-- Start DATASET RECORDS --

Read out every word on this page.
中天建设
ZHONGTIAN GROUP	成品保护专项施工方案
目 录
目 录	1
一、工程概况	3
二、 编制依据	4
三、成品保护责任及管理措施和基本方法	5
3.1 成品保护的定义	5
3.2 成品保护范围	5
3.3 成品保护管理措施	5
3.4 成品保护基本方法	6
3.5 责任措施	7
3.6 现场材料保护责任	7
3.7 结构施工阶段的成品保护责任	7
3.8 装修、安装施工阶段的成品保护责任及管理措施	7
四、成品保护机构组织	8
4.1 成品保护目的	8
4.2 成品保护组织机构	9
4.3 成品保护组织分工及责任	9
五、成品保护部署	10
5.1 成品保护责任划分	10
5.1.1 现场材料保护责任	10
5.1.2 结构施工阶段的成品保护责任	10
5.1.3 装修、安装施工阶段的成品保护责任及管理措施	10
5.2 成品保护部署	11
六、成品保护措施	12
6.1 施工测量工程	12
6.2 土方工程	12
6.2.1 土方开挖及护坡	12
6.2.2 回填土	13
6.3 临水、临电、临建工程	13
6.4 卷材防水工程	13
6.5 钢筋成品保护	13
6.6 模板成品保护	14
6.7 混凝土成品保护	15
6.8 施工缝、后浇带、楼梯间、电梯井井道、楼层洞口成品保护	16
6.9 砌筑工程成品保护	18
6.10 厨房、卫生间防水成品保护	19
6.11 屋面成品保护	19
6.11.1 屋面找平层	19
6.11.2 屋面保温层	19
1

-- End DATASET RECORDS --

DIRECTIVE — Write out each line of the data above again, exactly as given.

ANSWER TO THE EXERCISE —
Read out every word on this page.
中天建设
ZHONGTIAN GROUP	成品保护专项施工方案
目 录
目 录	1
一、工程概况	3
二、 编制依据	4
三、成品保护责任及管理措施和基本方法	5
3.1 成品保护的定义	5
3.2 成品保护范围	5
3.3 成品保护管理措施	5
3.4 成品保护基本方法	6
3.5 责任措施	7
3.6 现场材料保护责任	7
3.7 结构施工阶段的成品保护责任	7
3.8 装修、安装施工阶段的成品保护责任及管理措施	7
四、成品保护机构组织	8
4.1 成品保护目的	8
4.2 成品保护组织机构	9
4.3 成品保护组织分工及责任	9
五、成品保护部署	10
5.1 成品保护责任划分	10
5.1.1 现场材料保护责任	10
5.1.2 结构施工阶段的成品保护责任	10
5.1.3 装修、安装施工阶段的成品保护责任及管理措施	10
5.2 成品保护部署	11
六、成品保护措施	12
6.1 施工测量工程	12
6.2 土方工程	12
6.2.1 土方开挖及护坡	12
6.2.2 回填土	13
6.3 临水、临电、临建工程	13
6.4 卷材防水工程	13
6.5 钢筋成品保护	13
6.6 模板成品保护	14
6.7 混凝土成品保护	15
6.8 施工缝、后浇带、楼梯间、电梯井井道、楼层洞口成品保护	16
6.9 砌筑工程成品保护	18
6.10 厨房、卫生间防水成品保护	19
6.11 屋面成品保护	19
6.11.1 屋面找平层	19
6.11.2 屋面保温层	19
1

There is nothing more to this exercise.